** AIM **
In the listing below, locate the lines that hold the string "subtitle". Copy those lines.

Start of SUPPLIED DATA

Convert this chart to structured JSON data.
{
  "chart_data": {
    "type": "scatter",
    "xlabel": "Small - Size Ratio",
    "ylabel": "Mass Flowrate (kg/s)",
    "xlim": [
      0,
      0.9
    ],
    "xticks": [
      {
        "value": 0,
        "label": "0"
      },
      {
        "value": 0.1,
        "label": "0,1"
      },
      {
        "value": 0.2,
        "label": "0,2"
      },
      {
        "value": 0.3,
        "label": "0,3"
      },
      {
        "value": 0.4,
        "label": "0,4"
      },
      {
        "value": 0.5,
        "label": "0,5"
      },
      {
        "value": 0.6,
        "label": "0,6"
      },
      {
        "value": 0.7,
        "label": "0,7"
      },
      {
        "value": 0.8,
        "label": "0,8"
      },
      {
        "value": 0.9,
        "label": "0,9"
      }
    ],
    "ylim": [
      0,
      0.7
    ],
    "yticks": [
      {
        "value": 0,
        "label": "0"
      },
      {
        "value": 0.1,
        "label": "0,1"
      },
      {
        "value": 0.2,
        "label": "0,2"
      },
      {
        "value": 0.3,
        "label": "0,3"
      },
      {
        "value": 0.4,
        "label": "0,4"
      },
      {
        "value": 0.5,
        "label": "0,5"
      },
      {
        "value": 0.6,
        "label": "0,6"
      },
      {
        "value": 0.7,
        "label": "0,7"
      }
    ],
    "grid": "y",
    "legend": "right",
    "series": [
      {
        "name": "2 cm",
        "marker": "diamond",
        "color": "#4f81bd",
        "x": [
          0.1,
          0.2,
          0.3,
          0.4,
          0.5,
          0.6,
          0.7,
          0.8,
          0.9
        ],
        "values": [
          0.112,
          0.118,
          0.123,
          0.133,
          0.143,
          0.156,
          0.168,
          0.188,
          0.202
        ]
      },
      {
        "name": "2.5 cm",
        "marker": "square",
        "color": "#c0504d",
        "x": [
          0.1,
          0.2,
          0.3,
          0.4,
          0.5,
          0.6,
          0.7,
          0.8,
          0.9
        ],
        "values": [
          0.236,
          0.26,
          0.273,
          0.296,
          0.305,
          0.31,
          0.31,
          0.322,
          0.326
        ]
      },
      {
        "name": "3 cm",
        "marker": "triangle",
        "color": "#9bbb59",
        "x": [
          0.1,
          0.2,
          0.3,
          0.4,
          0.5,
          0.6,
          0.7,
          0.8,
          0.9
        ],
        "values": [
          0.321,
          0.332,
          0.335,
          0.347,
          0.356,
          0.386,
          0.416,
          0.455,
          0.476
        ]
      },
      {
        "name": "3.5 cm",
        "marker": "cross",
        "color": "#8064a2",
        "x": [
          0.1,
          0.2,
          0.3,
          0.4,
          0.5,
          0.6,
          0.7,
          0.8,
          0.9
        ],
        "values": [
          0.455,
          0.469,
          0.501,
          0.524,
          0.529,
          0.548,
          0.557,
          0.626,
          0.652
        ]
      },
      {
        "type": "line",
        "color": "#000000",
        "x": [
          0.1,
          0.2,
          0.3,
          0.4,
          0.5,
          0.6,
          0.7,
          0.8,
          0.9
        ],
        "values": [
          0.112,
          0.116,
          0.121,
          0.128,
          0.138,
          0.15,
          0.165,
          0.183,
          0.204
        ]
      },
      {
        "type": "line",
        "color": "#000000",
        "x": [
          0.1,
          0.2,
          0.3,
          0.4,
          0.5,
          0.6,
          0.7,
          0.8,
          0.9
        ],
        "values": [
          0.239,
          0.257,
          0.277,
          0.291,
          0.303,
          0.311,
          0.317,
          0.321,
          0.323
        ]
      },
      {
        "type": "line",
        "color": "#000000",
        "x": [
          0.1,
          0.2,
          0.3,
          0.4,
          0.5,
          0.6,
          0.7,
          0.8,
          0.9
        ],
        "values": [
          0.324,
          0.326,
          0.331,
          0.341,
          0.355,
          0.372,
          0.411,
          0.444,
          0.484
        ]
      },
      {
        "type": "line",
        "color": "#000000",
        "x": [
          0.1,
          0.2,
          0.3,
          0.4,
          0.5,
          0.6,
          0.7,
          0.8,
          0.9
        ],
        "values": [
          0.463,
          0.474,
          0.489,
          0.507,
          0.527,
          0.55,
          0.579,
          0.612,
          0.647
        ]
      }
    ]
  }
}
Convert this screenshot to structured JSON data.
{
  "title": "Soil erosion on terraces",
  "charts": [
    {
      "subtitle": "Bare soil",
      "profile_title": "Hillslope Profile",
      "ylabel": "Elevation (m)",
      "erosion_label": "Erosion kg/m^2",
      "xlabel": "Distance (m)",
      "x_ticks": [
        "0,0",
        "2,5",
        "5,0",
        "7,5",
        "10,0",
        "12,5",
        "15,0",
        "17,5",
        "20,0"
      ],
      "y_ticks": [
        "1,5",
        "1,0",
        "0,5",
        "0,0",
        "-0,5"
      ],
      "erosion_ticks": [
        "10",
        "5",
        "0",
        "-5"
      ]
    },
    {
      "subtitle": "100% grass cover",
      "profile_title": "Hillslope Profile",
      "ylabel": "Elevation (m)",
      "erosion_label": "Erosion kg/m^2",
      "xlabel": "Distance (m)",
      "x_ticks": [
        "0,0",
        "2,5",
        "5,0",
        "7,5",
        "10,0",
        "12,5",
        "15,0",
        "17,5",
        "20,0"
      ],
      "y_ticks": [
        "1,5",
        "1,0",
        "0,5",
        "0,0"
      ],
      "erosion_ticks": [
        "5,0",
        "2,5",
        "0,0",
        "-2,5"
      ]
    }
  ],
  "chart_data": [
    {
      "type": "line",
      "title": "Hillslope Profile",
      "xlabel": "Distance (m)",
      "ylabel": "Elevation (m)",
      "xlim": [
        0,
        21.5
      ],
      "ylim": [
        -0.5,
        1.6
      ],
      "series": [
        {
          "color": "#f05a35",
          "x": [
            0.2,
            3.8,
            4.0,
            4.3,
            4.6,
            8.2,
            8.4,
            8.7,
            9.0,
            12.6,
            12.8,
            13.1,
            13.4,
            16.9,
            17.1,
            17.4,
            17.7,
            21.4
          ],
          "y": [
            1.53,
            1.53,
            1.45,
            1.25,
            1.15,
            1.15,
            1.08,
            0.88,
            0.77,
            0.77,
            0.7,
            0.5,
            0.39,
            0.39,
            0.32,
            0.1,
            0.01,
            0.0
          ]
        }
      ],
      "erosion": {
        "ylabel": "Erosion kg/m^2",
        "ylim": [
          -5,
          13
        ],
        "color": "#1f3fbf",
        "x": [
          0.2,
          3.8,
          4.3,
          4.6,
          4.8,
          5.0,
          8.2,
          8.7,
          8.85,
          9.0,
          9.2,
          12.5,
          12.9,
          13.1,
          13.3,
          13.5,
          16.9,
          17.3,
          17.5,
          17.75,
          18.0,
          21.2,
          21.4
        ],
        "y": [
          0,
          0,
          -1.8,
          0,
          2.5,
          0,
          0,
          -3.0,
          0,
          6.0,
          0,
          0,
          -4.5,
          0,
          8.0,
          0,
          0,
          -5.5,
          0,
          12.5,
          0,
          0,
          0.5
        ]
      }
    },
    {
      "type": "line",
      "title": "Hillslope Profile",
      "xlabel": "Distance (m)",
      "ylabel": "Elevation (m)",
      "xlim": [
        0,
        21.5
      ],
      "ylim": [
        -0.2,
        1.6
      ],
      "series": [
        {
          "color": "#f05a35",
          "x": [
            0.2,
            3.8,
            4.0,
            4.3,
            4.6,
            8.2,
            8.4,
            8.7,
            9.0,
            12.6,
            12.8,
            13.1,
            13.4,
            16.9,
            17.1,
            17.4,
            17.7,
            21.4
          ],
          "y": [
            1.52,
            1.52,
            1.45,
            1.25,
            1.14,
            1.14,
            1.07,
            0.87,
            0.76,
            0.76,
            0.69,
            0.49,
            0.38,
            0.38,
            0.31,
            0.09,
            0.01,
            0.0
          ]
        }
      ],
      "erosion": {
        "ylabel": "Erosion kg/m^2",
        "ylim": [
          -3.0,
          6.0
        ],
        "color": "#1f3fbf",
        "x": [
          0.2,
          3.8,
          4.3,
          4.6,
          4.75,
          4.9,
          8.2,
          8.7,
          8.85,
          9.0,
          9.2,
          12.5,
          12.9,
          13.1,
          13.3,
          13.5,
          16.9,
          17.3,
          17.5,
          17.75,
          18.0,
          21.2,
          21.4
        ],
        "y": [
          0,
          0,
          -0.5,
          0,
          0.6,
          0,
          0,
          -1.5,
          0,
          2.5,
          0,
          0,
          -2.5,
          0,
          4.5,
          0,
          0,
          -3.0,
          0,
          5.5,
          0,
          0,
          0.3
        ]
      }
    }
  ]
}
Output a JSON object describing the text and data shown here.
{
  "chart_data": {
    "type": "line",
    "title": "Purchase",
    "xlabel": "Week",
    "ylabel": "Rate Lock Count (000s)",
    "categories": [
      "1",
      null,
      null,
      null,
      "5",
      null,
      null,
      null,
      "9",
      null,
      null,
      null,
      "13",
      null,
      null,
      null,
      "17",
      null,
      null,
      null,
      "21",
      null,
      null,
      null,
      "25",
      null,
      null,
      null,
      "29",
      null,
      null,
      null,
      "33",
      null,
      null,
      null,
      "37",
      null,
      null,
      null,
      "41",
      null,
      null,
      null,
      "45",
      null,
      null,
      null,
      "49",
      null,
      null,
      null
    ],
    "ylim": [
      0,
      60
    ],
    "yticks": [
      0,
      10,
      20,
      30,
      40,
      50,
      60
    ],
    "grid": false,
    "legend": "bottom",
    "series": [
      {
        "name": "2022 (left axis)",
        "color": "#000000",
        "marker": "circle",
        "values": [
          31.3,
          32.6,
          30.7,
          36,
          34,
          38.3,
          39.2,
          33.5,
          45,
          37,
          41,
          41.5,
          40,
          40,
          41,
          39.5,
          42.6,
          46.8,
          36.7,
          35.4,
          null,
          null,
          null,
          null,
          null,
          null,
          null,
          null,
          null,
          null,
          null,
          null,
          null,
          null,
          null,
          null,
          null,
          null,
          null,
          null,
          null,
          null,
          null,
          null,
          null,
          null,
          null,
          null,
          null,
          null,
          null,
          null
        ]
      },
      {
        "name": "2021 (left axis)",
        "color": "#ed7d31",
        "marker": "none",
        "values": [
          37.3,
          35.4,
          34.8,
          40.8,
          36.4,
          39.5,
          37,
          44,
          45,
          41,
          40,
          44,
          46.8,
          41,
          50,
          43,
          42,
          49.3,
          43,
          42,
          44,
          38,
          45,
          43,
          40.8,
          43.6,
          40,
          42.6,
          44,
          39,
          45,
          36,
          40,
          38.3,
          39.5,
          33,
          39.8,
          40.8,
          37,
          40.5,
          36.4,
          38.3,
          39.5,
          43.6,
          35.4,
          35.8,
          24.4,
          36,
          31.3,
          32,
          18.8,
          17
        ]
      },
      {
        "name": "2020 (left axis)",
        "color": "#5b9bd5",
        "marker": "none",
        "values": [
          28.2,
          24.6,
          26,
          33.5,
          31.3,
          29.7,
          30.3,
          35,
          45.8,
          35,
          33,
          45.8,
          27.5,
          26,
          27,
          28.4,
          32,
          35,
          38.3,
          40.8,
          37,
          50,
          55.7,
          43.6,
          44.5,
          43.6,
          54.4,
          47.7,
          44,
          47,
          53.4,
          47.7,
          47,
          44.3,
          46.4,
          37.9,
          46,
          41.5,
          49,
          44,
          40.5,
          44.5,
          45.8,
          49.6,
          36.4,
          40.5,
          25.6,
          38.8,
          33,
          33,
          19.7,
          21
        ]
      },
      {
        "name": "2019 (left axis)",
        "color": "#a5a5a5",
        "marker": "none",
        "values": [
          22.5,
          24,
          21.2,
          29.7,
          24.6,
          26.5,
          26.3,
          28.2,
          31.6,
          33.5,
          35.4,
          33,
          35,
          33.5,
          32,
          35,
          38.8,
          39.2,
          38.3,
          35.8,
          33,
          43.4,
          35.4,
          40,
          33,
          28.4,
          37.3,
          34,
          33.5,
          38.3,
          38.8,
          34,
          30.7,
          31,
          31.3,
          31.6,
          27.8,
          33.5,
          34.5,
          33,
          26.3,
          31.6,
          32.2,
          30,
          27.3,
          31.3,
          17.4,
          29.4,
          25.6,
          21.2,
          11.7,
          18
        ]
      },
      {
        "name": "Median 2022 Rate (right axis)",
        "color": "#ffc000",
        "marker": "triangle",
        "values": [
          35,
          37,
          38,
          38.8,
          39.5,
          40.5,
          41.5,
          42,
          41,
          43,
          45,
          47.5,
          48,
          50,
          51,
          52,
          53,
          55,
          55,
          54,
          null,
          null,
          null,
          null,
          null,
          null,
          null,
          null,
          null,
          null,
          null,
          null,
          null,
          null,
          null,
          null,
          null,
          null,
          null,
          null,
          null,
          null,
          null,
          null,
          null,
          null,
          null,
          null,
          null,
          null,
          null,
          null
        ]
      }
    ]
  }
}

End of SUPPLIED DATA

** RESULT **
      "subtitle": "Bare soil",
      "subtitle": "100% grass cover",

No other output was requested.